PROBLEM STATEMENT:
Please give the entries again in full and exactly, without any picture.
=== SUPPLIED RECORDS ===
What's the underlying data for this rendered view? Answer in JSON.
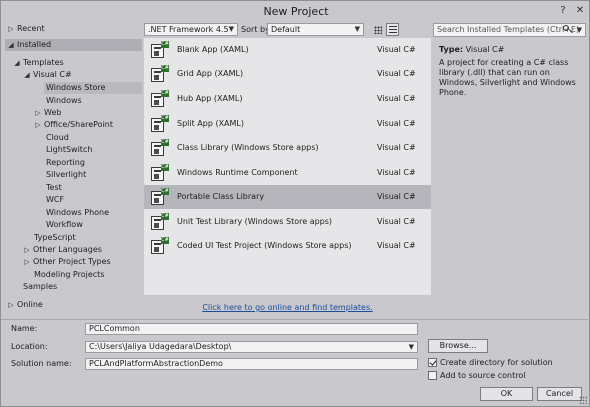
{
  "window": {
    "title": "New Project",
    "help_label": "?",
    "close_label": "✕"
  },
  "tree": [
    {
      "label": "Recent",
      "arrow": "▷",
      "kind": "collapsed"
    },
    {
      "label": "Installed",
      "arrow": "◢",
      "kind": "expanded-selected-parent"
    },
    {
      "label": "Templates",
      "arrow": "◢",
      "kind": "expanded"
    },
    {
      "label": "Visual C#",
      "arrow": "◢",
      "kind": "expanded"
    },
    {
      "label": "Windows Store",
      "arrow": "",
      "kind": "selected"
    },
    {
      "label": "Windows",
      "arrow": "",
      "kind": "leaf"
    },
    {
      "label": "Web",
      "arrow": "▷",
      "kind": "collapsed"
    },
    {
      "label": "Office/SharePoint",
      "arrow": "▷",
      "kind": "collapsed"
    },
    {
      "label": "Cloud",
      "arrow": "",
      "kind": "leaf"
    },
    {
      "label": "LightSwitch",
      "arrow": "",
      "kind": "leaf"
    },
    {
      "label": "Reporting",
      "arrow": "",
      "kind": "leaf"
    },
    {
      "label": "Silverlight",
      "arrow": "",
      "kind": "leaf"
    },
    {
      "label": "Test",
      "arrow": "",
      "kind": "leaf"
    },
    {
      "label": "WCF",
      "arrow": "",
      "kind": "leaf"
    },
    {
      "label": "Windows Phone",
      "arrow": "",
      "kind": "leaf"
    },
    {
      "label": "Workflow",
      "arrow": "",
      "kind": "leaf"
    },
    {
      "label": "TypeScript",
      "arrow": "",
      "kind": "leaf"
    },
    {
      "label": "Other Languages",
      "arrow": "▷",
      "kind": "collapsed"
    },
    {
      "label": "Other Project Types",
      "arrow": "▷",
      "kind": "collapsed"
    },
    {
      "label": "Modeling Projects",
      "arrow": "",
      "kind": "leaf"
    },
    {
      "label": "Samples",
      "arrow": "",
      "kind": "leaf"
    },
    {
      "label": "Online",
      "arrow": "▷",
      "kind": "collapsed"
    }
  ],
  "toolbar": {
    "framework": ".NET Framework 4.5",
    "sort_by_label": "Sort by:",
    "sort_value": "Default",
    "view_grid_icon": "small-icons-view-icon",
    "view_list_icon": "list-view-icon"
  },
  "templates": [
    {
      "name": "Blank App (XAML)",
      "lang": "Visual C#",
      "icon": "blank-app-icon",
      "selected": false
    },
    {
      "name": "Grid App (XAML)",
      "lang": "Visual C#",
      "icon": "grid-app-icon",
      "selected": false
    },
    {
      "name": "Hub App (XAML)",
      "lang": "Visual C#",
      "icon": "hub-app-icon",
      "selected": false
    },
    {
      "name": "Split App (XAML)",
      "lang": "Visual C#",
      "icon": "split-app-icon",
      "selected": false
    },
    {
      "name": "Class Library (Windows Store apps)",
      "lang": "Visual C#",
      "icon": "class-library-icon",
      "selected": false
    },
    {
      "name": "Windows Runtime Component",
      "lang": "Visual C#",
      "icon": "runtime-component-icon",
      "selected": false
    },
    {
      "name": "Portable Class Library",
      "lang": "Visual C#",
      "icon": "portable-library-icon",
      "selected": true
    },
    {
      "name": "Unit Test Library (Windows Store apps)",
      "lang": "Visual C#",
      "icon": "unit-test-icon",
      "selected": false
    },
    {
      "name": "Coded UI Test Project (Windows Store apps)",
      "lang": "Visual C#",
      "icon": "coded-ui-test-icon",
      "selected": false
    }
  ],
  "online_link": "Click here to go online and find templates.",
  "search": {
    "placeholder": "Search Installed Templates (Ctrl+E)"
  },
  "details": {
    "type_label": "Type:",
    "type_value": "Visual C#",
    "description": "A project for creating a C# class library (.dll) that can run on Windows, Silverlight and Windows Phone."
  },
  "form": {
    "name_label": "Name:",
    "name_value": "PCLCommon",
    "location_label": "Location:",
    "location_value": "C:\\Users\\Jaliya Udagedara\\Desktop\\",
    "solution_label": "Solution name:",
    "solution_value": "PCLAndPlatformAbstractionDemo",
    "browse_label": "Browse...",
    "create_dir_label": "Create directory for solution",
    "create_dir_checked": true,
    "source_control_label": "Add to source control",
    "source_control_checked": false,
    "ok_label": "OK",
    "cancel_label": "Cancel"
  }
}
===
EXERCISE OUTPUT:
What's the underlying data for this rendered view? Answer in JSON.
{
  "window": {
    "title": "New Project",
    "help_label": "?",
    "close_label": "✕"
  },
  "tree": [
    {
      "label": "Recent",
      "arrow": "▷",
      "kind": "collapsed"
    },
    {
      "label": "Installed",
      "arrow": "◢",
      "kind": "expanded-selected-parent"
    },
    {
      "label": "Templates",
      "arrow": "◢",
      "kind": "expanded"
    },
    {
      "label": "Visual C#",
      "arrow": "◢",
      "kind": "expanded"
    },
    {
      "label": "Windows Store",
      "arrow": "",
      "kind": "selected"
    },
    {
      "label": "Windows",
      "arrow": "",
      "kind": "leaf"
    },
    {
      "label": "Web",
      "arrow": "▷",
      "kind": "collapsed"
    },
    {
      "label": "Office/SharePoint",
      "arrow": "▷",
      "kind": "collapsed"
    },
    {
      "label": "Cloud",
      "arrow": "",
      "kind": "leaf"
    },
    {
      "label": "LightSwitch",
      "arrow": "",
      "kind": "leaf"
    },
    {
      "label": "Reporting",
      "arrow": "",
      "kind": "leaf"
    },
    {
      "label": "Silverlight",
      "arrow": "",
      "kind": "leaf"
    },
    {
      "label": "Test",
      "arrow": "",
      "kind": "leaf"
    },
    {
      "label": "WCF",
      "arrow": "",
      "kind": "leaf"
    },
    {
      "label": "Windows Phone",
      "arrow": "",
      "kind": "leaf"
    },
    {
      "label": "Workflow",
      "arrow": "",
      "kind": "leaf"
    },
    {
      "label": "TypeScript",
      "arrow": "",
      "kind": "leaf"
    },
    {
      "label": "Other Languages",
      "arrow": "▷",
      "kind": "collapsed"
    },
    {
      "label": "Other Project Types",
      "arrow": "▷",
      "kind": "collapsed"
    },
    {
      "label": "Modeling Projects",
      "arrow": "",
      "kind": "leaf"
    },
    {
      "label": "Samples",
      "arrow": "",
      "kind": "leaf"
    },
    {
      "label": "Online",
      "arrow": "▷",
      "kind": "collapsed"
    }
  ],
  "toolbar": {
    "framework": ".NET Framework 4.5",
    "sort_by_label": "Sort by:",
    "sort_value": "Default",
    "view_grid_icon": "small-icons-view-icon",
    "view_list_icon": "list-view-icon"
  },
  "templates": [
    {
      "name": "Blank App (XAML)",
      "lang": "Visual C#",
      "icon": "blank-app-icon",
      "selected": false
    },
    {
      "name": "Grid App (XAML)",
      "lang": "Visual C#",
      "icon": "grid-app-icon",
      "selected": false
    },
    {
      "name": "Hub App (XAML)",
      "lang": "Visual C#",
      "icon": "hub-app-icon",
      "selected": false
    },
    {
      "name": "Split App (XAML)",
      "lang": "Visual C#",
      "icon": "split-app-icon",
      "selected": false
    },
    {
      "name": "Class Library (Windows Store apps)",
      "lang": "Visual C#",
      "icon": "class-library-icon",
      "selected": false
    },
    {
      "name": "Windows Runtime Component",
      "lang": "Visual C#",
      "icon": "runtime-component-icon",
      "selected": false
    },
    {
      "name": "Portable Class Library",
      "lang": "Visual C#",
      "icon": "portable-library-icon",
      "selected": true
    },
    {
      "name": "Unit Test Library (Windows Store apps)",
      "lang": "Visual C#",
      "icon": "unit-test-icon",
      "selected": false
    },
    {
      "name": "Coded UI Test Project (Windows Store apps)",
      "lang": "Visual C#",
      "icon": "coded-ui-test-icon",
      "selected": false
    }
  ],
  "online_link": "Click here to go online and find templates.",
  "search": {
    "placeholder": "Search Installed Templates (Ctrl+E)"
  },
  "details": {
    "type_label": "Type:",
    "type_value": "Visual C#",
    "description": "A project for creating a C# class library (.dll) that can run on Windows, Silverlight and Windows Phone."
  },
  "form": {
    "name_label": "Name:",
    "name_value": "PCLCommon",
    "location_label": "Location:",
    "location_value": "C:\\Users\\Jaliya Udagedara\\Desktop\\",
    "solution_label": "Solution name:",
    "solution_value": "PCLAndPlatformAbstractionDemo",
    "browse_label": "Browse...",
    "create_dir_label": "Create directory for solution",
    "create_dir_checked": true,
    "source_control_label": "Add to source control",
    "source_control_checked": false,
    "ok_label": "OK",
    "cancel_label": "Cancel"
  }
}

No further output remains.